Figure collection entries
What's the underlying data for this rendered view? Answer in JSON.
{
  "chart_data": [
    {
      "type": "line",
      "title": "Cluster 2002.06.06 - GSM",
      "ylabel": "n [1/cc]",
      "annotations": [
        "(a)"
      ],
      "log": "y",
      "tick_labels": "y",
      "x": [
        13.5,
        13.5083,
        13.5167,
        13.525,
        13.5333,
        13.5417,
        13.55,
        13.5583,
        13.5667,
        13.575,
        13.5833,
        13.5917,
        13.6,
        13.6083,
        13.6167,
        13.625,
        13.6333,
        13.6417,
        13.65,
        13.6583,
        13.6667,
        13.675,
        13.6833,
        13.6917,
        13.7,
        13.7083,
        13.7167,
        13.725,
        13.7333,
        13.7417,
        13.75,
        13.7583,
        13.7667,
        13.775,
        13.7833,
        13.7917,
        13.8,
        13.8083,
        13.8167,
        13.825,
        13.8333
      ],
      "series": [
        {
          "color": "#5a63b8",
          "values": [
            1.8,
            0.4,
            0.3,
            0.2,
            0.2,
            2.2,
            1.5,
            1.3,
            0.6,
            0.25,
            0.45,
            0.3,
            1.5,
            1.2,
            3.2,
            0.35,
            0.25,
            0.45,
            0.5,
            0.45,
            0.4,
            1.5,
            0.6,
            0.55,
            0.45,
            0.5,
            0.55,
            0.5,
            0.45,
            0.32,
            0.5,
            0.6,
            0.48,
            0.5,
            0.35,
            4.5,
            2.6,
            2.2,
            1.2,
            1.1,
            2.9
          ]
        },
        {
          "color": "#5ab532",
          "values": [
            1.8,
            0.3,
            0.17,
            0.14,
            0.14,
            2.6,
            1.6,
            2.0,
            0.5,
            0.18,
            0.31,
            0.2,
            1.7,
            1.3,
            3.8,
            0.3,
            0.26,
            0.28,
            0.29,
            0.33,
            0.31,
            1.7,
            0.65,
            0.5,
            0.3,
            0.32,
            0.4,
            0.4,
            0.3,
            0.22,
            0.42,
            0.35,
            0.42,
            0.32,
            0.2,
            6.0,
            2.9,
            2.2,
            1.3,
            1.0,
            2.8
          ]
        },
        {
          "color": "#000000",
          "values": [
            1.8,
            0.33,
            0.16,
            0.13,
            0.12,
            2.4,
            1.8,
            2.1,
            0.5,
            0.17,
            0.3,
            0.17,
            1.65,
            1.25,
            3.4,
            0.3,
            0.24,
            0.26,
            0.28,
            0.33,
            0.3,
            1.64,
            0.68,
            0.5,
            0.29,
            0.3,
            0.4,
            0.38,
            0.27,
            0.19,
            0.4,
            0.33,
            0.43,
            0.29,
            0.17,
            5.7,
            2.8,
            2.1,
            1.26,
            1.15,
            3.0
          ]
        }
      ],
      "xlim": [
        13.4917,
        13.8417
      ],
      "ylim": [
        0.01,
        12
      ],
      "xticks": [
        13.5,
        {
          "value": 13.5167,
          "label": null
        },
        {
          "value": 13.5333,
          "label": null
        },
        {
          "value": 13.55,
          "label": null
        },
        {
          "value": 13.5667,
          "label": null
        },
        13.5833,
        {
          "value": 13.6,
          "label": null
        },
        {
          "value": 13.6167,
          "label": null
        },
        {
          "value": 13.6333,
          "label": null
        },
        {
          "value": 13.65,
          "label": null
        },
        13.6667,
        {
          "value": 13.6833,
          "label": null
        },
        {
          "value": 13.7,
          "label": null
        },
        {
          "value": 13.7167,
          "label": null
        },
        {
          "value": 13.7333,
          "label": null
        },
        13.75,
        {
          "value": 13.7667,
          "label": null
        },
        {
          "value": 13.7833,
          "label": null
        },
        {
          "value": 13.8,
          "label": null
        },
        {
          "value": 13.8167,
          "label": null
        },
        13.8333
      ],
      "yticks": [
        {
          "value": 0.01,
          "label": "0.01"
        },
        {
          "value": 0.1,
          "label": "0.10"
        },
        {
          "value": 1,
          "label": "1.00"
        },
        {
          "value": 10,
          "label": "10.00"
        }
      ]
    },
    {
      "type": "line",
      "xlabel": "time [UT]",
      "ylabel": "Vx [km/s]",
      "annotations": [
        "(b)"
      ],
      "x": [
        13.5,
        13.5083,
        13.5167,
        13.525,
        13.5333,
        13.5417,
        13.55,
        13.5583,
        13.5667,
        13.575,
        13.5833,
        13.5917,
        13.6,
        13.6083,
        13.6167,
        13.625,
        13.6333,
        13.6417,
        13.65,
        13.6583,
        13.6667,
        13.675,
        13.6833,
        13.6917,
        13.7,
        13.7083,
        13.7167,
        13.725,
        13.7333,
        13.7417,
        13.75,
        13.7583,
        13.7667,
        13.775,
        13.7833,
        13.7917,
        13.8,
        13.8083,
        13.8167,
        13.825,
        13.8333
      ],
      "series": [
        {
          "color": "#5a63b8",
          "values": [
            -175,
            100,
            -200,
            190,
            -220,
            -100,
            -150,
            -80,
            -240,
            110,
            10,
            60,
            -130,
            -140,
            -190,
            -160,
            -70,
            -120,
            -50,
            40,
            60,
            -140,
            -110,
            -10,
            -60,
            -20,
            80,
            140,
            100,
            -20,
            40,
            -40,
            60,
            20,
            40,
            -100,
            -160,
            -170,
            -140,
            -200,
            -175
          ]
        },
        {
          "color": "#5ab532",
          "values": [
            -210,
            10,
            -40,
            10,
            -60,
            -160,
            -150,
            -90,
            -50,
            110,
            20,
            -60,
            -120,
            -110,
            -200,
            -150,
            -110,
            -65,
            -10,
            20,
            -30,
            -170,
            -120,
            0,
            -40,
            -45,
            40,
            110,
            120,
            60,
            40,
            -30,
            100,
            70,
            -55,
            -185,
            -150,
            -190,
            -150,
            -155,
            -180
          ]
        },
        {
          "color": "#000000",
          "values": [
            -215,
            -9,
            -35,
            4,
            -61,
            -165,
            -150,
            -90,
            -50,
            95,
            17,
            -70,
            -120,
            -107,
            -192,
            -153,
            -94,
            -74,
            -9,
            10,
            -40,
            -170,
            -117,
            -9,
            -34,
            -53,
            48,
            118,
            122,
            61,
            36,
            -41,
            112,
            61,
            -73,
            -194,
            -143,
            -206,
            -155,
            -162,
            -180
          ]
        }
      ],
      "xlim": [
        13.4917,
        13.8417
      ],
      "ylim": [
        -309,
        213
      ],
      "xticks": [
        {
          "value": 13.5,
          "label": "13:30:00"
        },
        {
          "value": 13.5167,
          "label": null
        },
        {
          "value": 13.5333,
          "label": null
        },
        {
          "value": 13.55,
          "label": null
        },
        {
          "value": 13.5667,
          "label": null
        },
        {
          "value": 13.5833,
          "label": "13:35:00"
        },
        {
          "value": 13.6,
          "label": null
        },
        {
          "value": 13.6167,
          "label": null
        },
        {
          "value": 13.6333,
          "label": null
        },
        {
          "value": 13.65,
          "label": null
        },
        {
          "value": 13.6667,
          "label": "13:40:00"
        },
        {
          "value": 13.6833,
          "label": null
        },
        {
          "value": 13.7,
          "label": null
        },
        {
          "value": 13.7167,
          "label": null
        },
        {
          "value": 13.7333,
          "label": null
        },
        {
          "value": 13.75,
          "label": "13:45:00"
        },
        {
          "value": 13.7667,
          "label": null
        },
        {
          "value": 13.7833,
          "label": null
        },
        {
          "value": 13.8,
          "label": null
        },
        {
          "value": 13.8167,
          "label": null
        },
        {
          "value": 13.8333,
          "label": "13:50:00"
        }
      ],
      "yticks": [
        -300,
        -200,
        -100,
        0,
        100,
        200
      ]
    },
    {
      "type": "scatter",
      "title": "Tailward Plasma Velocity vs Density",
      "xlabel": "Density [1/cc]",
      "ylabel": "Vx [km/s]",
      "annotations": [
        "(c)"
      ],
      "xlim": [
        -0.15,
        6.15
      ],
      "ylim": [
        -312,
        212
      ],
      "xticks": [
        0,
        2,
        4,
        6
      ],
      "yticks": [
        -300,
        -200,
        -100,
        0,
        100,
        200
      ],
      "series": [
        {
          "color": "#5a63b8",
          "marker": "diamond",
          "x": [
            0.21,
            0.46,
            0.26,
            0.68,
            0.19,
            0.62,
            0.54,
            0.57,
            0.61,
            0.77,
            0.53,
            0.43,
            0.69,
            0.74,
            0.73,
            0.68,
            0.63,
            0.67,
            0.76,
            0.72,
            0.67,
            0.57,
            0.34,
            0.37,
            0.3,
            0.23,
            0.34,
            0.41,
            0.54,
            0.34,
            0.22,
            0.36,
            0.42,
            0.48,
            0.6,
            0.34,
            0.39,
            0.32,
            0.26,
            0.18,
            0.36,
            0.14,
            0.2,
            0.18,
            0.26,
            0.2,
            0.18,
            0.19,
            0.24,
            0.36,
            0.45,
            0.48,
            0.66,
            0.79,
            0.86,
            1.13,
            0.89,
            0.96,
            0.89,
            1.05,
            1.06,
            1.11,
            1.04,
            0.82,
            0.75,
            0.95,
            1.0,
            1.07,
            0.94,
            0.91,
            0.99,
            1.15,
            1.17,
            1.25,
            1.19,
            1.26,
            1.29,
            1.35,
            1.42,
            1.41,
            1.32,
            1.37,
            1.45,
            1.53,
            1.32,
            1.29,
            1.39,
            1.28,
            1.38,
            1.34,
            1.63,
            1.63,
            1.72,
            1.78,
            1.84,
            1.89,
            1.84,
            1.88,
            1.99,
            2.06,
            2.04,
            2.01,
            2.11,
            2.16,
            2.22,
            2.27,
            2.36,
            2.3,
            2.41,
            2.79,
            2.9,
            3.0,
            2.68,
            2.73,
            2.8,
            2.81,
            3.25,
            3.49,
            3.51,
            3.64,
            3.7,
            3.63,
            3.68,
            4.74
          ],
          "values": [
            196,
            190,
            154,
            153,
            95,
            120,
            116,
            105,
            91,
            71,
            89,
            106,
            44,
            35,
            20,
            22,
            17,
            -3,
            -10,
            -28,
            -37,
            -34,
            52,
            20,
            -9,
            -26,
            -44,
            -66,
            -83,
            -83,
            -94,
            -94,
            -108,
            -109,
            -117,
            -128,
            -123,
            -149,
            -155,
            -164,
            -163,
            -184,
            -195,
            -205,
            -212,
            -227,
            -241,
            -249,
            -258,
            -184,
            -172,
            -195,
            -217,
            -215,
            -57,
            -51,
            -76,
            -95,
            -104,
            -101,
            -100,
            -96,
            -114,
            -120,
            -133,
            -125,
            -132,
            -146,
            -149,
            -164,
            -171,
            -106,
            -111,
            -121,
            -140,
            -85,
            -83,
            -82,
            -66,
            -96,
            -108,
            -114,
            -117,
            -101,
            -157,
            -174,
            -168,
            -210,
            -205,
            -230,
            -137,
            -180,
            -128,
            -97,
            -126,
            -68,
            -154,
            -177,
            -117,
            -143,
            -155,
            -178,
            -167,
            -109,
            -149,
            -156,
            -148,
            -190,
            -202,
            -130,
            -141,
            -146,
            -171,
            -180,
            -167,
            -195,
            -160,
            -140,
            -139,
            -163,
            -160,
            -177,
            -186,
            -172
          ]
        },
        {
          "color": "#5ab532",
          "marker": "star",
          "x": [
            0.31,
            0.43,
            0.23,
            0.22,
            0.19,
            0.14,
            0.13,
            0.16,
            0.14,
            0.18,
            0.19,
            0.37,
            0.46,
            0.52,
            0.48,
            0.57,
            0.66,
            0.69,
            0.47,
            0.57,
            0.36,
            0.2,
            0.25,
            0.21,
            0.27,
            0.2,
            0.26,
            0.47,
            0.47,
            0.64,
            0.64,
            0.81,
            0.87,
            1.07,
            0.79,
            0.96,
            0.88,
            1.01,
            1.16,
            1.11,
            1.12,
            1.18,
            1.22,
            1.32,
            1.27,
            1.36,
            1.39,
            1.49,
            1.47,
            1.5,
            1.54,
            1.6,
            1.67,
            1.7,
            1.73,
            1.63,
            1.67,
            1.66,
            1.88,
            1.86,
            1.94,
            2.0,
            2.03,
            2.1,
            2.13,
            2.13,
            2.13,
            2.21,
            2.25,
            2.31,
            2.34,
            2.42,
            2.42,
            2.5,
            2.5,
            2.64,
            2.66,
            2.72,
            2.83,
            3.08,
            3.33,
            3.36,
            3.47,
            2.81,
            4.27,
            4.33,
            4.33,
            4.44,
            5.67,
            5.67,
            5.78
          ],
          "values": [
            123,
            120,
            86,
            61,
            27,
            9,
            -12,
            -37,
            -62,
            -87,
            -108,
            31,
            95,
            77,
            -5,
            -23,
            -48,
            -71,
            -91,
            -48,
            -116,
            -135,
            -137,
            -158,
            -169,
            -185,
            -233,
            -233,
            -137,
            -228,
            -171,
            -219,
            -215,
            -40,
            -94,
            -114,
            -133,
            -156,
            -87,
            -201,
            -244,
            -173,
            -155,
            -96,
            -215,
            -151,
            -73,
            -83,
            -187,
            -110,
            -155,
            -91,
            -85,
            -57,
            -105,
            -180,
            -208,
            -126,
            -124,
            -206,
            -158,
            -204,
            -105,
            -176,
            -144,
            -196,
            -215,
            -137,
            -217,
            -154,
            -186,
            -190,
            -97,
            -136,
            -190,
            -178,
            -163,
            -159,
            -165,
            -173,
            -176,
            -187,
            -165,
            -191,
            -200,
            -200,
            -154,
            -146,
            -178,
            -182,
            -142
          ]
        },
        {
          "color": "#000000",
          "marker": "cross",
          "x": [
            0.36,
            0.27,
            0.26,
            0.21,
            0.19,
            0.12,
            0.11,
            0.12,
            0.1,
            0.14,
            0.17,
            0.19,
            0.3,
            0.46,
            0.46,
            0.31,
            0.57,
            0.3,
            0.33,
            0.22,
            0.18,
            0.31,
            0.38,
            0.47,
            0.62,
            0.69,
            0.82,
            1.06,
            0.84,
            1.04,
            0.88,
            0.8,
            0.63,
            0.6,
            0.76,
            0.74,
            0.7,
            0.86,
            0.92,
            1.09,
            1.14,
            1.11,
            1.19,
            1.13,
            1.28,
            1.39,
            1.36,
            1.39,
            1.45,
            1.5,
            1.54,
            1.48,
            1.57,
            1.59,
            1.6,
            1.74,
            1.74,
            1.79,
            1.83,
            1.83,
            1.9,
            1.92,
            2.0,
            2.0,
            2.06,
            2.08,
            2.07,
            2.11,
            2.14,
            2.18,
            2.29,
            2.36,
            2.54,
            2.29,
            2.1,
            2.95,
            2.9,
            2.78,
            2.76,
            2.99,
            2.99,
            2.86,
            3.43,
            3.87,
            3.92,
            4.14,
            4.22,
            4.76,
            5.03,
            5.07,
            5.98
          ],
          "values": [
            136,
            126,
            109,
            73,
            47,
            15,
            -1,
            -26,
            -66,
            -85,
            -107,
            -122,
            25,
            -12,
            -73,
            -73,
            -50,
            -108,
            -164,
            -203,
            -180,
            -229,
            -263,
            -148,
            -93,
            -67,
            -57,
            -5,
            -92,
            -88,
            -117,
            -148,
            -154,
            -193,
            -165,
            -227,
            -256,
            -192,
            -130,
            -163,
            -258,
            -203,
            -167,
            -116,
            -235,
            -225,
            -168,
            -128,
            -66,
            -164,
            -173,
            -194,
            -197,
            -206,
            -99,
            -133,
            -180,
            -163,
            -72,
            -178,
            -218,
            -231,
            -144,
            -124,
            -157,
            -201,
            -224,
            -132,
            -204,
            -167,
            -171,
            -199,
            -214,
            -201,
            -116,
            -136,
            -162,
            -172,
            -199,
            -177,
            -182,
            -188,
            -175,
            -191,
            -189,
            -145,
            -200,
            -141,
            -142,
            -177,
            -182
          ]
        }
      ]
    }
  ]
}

GIVEN TASK
Which lines in the data above contain "title"? Show each one.

PROBLEM SOLUTION
      "title": "Cluster 2002.06.06 - GSM",
      "title": "Tailward Plasma Velocity vs Density",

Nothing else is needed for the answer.